■ Kısa problem 1
Mahkeme kararına göre dava açılmadan önce davalı kurum davacıya ne kadar ödeme yapmıştır?

=== Metin bölümü ===

Emsal Mahkeme Kararı İstanbul 15. Asliye Ticaret Mahkemesi 2020/704 E. 2022/390 K. 10.05.2022 T.

Görüntülediğiniz mahkeme kararı henüz kesinleşmemiştir. Yararlı olması amacıyla eklenmiştir.

T.C.
İSTANBUL
15. ASLİYE TİCARET MAHKEMESİ

ESAS NO : 2019/700 Esas
KARAR NO : 2022/452
DAVA : Tazminat (Ölüm Ve Cismani Zarar Sebebiyle Açılan Tazminat)
DAVA TARİHİ : 12/04/2013
KARAR TARİHİ : 31/05/2022

Mahkememizde görülmekte olan Tazminat (Ölüm Ve Cismani Zarar Sebebiyle Açılan Tazminat) davasının yapılan açık yargılaması sonunda;
GEREĞİ DÜŞÜNÜLDÜ :
Davacı vekilinin dava dilekçesi özetle; 11/01/2011 tarihinde bisiklet sürücüsü … …’ın bisikleti ile D-370 karayolunu takiben … istikametinden … istikametine D-370 gidişe göre sağ banketi kullanarak, seyir halinde iken Bardakçılar Petrol İstasyonunu yaklaşık olarak 100 m geçince, arkadan gelen ancak kaza yerinde durmayarak kaçan ve dosya içindeki bisiklet krokisinden anlaşılacağına göre beyaz olma ihtimali kuvvetle muhtemel aracın, davacının kullandığı bisiklete arkadan çarparak davacının şarampole fırlamasına neden olduğunu, kazadan maddi hasarlı trafik kazası meydana geldiğini, ve müvekkilinin bu kazadan yaralanarak %15 sürekli sakat kaldığını geriye kalan ömrünü sürekli sakat olarak tamamlayacağını, müvekkilinin davadan önce davalı kuruma müracaat ettiğini davalı kurum tarafından müvekkiline 11.248,00-TL ödeme yapıldığını, davalı kurum ile dava konusu olaydaki itilaflarının sadece tazminatın miktarı olduğunu, belirterek, öncelikle adli yardım talebinde bulunarak fazlaya ilişkin hakları saklı kalmak ve davalı sigorta şirketi azami poliçe limiti ile sorumlu olmak kaydıyla şimdilik 10.000,00 TL maddi tazminatın 10/10/2008 tarihinden itibaren işleyecek avans faiziyle birlikte davalıdan tahsiline, yargılama giderlerinin ve vekalet ücretinin davalı tarafa tahmiline karar verilmesini talep ve dava etmiştir.

===

■ Kısa problem 2
Kayıtlarda "feed" dizesini içeren satırları büyük-küçük harf ayrımına dikkat ederek sayın. Yalnızca sayıyı yazın.

=== Listelenen kayıtlar ===

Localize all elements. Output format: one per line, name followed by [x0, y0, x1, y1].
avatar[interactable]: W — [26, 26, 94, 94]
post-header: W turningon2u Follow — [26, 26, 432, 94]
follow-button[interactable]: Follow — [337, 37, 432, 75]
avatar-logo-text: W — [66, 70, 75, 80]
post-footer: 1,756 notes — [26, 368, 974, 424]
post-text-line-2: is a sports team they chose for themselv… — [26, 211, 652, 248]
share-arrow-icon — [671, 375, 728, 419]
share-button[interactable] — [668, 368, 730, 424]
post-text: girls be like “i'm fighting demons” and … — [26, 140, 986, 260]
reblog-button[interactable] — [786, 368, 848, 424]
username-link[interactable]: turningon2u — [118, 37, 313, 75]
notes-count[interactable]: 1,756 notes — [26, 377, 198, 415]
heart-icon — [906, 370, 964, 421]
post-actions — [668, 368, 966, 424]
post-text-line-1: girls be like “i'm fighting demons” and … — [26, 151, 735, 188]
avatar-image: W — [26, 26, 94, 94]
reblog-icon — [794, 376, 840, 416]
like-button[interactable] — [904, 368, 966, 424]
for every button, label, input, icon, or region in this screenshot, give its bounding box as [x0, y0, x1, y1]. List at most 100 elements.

===
=== Listelenen kayıtlar ===

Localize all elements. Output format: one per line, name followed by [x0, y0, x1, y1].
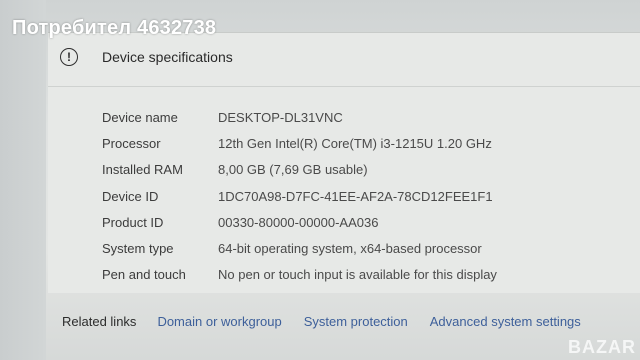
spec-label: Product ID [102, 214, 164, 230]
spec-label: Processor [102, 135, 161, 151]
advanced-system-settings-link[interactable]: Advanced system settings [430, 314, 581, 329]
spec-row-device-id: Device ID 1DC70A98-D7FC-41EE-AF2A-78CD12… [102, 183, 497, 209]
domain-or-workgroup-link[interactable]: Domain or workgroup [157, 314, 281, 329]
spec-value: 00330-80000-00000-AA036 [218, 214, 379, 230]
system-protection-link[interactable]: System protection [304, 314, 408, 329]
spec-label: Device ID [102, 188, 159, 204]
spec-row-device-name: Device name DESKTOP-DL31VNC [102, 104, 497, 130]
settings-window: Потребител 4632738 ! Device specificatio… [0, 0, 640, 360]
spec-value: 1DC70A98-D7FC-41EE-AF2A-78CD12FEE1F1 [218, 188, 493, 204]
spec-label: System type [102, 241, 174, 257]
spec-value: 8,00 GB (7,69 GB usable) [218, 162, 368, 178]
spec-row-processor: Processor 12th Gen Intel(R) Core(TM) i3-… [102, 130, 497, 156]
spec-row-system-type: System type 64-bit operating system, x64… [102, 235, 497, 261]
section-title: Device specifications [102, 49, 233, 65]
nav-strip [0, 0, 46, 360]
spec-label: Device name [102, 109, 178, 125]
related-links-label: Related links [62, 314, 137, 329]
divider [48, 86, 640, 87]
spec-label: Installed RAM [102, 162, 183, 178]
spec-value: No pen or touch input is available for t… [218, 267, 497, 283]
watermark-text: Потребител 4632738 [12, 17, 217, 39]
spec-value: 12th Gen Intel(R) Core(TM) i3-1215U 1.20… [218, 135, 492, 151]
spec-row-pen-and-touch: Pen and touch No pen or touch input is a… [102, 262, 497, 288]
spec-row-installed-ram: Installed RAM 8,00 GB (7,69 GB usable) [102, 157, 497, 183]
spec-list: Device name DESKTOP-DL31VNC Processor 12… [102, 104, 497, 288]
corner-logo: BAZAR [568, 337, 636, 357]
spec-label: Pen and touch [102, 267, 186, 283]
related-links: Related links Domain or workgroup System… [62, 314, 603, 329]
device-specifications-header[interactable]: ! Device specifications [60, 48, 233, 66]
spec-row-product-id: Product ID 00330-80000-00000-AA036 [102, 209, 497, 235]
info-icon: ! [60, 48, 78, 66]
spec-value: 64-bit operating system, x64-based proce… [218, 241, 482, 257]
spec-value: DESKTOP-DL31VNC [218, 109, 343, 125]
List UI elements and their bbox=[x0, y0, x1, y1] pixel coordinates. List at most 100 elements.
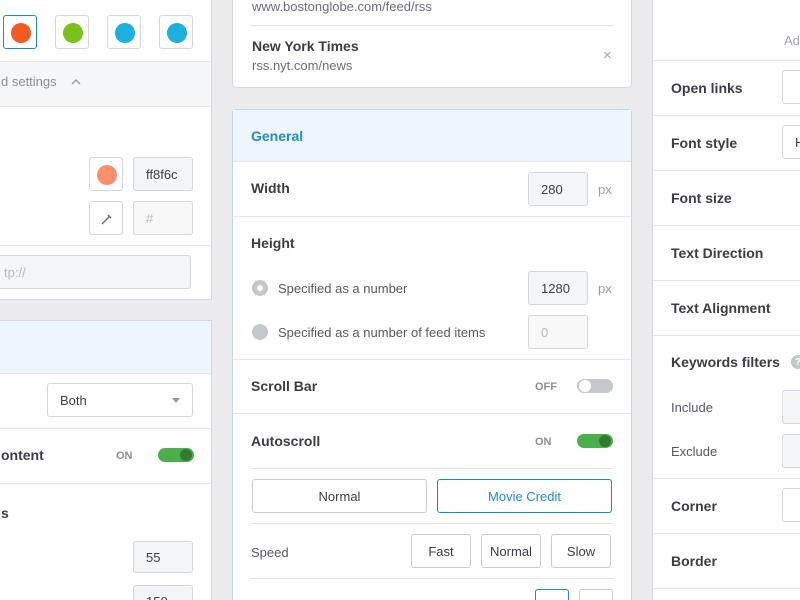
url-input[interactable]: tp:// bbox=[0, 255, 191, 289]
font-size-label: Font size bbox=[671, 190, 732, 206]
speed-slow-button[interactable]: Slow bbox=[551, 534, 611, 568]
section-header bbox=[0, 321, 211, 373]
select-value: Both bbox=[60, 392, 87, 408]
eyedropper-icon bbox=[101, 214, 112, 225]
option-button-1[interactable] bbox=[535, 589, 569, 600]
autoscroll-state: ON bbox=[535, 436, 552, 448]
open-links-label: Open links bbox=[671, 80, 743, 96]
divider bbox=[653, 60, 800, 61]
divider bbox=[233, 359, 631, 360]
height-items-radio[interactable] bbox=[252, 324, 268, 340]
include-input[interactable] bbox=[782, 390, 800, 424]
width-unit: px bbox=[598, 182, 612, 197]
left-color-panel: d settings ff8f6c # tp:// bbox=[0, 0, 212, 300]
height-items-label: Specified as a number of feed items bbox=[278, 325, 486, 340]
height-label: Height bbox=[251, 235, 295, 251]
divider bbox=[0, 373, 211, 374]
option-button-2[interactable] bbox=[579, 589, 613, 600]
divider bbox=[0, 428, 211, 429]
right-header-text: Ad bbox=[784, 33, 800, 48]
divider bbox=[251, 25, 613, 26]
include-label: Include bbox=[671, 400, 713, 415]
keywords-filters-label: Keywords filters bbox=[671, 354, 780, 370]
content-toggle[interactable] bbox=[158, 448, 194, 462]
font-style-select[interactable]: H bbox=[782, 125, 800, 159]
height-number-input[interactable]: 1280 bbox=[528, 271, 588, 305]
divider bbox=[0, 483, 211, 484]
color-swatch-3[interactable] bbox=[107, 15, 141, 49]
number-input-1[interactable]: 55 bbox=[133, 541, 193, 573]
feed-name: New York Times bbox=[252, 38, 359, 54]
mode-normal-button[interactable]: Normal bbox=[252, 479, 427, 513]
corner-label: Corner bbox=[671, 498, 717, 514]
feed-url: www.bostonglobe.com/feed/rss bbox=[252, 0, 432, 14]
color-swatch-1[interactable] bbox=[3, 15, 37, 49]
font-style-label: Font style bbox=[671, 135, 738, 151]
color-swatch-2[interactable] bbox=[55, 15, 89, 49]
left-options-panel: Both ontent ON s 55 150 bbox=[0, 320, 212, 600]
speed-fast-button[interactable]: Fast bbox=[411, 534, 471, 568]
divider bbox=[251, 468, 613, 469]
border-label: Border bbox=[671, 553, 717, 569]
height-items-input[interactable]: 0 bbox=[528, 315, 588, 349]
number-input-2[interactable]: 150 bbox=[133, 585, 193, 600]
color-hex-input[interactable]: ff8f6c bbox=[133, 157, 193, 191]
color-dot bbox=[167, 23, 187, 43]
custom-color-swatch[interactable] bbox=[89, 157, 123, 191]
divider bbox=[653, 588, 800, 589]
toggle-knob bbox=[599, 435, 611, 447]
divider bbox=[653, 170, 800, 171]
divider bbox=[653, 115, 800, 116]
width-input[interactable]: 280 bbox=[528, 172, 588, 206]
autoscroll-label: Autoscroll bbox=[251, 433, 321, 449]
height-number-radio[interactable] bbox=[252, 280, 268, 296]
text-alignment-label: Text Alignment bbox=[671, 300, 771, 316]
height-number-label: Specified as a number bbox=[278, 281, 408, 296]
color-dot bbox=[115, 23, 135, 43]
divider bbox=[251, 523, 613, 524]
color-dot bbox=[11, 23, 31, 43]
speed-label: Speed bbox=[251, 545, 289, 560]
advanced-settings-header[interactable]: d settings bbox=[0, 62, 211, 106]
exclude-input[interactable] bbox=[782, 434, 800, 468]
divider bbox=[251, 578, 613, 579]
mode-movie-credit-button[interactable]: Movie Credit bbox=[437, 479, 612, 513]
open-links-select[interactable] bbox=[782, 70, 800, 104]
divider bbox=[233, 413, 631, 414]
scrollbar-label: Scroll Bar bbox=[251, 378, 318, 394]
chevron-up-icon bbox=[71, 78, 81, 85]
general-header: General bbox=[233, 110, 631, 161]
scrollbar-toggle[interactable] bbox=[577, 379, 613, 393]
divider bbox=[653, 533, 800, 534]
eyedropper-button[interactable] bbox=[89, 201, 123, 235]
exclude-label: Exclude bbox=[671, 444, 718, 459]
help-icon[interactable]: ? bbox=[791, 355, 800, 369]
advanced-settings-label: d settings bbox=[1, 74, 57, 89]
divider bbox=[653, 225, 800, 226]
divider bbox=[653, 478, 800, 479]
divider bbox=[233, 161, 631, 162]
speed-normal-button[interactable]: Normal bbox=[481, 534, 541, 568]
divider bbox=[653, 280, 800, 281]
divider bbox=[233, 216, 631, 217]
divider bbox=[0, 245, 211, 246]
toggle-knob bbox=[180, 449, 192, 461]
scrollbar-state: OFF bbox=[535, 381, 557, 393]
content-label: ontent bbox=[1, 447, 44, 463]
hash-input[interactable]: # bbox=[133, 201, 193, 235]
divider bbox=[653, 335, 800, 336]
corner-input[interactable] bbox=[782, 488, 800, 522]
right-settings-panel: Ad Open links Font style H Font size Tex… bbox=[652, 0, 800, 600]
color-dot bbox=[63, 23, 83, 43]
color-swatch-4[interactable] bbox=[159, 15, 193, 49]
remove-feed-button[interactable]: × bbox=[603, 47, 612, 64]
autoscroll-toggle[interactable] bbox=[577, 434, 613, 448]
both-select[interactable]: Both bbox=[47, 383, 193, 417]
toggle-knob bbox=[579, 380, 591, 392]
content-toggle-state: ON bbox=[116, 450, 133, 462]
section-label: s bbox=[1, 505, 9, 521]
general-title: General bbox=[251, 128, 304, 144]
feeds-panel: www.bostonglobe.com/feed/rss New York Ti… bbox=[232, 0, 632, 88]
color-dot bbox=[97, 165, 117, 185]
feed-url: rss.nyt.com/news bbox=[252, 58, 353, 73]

===

■ Alıştırma yanıtı 1
11.248,00 TL

■ Alıştırma yanıtı 2
6